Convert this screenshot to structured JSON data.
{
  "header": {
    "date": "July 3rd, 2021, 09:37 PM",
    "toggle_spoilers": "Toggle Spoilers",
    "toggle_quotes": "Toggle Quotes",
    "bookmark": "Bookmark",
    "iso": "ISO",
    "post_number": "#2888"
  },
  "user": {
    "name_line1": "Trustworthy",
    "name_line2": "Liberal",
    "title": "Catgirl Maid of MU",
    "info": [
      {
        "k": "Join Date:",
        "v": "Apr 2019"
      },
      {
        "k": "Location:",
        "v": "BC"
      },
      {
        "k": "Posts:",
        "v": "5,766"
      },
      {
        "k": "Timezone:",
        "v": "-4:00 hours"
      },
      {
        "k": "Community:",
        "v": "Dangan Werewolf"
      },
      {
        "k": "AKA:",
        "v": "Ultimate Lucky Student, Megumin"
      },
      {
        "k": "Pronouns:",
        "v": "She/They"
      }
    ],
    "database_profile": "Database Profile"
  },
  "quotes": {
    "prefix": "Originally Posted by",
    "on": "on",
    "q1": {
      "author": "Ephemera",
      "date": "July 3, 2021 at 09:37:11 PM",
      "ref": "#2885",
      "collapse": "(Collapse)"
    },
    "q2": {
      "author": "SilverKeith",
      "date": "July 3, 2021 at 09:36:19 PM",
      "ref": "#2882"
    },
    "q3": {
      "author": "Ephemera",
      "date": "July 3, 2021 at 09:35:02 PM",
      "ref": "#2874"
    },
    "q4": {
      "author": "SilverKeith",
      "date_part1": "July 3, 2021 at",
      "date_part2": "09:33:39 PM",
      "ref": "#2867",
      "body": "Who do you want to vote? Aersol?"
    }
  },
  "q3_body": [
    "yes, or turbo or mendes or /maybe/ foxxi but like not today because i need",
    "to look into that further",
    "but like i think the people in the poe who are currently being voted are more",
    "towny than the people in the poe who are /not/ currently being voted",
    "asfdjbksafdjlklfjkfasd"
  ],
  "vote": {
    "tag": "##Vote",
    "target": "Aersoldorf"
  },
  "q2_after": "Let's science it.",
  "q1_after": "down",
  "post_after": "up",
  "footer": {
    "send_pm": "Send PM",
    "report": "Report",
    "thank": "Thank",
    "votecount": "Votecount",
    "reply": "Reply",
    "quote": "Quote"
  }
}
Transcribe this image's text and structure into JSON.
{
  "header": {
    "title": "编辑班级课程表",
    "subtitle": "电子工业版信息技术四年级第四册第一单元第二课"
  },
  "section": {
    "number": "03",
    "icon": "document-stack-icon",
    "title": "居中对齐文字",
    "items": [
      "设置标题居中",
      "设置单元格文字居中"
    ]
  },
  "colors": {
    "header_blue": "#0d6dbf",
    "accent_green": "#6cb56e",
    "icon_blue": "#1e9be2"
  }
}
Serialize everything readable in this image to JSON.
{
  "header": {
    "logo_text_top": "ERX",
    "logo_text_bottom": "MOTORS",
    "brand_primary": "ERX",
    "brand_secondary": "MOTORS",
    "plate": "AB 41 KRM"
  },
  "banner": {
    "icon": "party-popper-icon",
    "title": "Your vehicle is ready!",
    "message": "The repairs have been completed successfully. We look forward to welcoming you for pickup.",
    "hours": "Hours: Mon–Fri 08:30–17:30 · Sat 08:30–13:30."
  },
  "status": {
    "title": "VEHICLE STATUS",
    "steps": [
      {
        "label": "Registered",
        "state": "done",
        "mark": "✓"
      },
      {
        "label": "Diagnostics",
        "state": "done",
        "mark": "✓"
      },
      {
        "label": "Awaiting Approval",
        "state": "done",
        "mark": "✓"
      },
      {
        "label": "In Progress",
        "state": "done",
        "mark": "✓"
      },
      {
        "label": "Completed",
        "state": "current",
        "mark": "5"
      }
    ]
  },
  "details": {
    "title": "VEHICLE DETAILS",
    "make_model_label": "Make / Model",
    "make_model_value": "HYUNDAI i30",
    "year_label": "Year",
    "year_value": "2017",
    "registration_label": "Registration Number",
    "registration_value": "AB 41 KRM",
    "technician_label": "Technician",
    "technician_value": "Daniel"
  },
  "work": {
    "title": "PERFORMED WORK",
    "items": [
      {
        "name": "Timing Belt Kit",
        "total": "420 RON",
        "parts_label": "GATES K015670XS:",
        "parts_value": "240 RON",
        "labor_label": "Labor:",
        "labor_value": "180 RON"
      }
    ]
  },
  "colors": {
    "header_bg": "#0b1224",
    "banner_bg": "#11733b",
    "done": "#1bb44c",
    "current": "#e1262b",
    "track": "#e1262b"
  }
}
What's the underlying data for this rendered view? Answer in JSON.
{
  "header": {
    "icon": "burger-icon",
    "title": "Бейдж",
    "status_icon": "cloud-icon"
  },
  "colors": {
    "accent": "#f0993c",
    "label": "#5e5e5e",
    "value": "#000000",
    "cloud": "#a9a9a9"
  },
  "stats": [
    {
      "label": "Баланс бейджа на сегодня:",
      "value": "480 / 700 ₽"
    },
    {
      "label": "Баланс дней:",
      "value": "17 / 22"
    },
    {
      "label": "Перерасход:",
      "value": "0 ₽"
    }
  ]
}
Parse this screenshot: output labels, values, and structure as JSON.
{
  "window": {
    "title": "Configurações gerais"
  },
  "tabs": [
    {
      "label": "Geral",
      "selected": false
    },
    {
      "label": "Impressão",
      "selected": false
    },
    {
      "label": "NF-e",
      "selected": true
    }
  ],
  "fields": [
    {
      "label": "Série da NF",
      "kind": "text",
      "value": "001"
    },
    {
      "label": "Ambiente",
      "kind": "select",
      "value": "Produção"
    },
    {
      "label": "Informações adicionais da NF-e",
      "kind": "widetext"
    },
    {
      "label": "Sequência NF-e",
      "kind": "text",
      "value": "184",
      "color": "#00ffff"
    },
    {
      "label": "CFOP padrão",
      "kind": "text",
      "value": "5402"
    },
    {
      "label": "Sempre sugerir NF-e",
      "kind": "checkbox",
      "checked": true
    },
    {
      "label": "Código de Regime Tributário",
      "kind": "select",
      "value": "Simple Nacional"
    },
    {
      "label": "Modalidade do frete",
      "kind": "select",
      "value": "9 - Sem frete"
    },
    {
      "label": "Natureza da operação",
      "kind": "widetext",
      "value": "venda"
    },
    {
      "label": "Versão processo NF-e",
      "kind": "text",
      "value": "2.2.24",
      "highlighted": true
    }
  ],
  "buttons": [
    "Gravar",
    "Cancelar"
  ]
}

◆ ◆ ◆ ◆

Directive >>
In the entries above, identify every line with the string "frete".

Final answer >>
      "label": "Modalidade do frete",
      "value": "9 - Sem frete"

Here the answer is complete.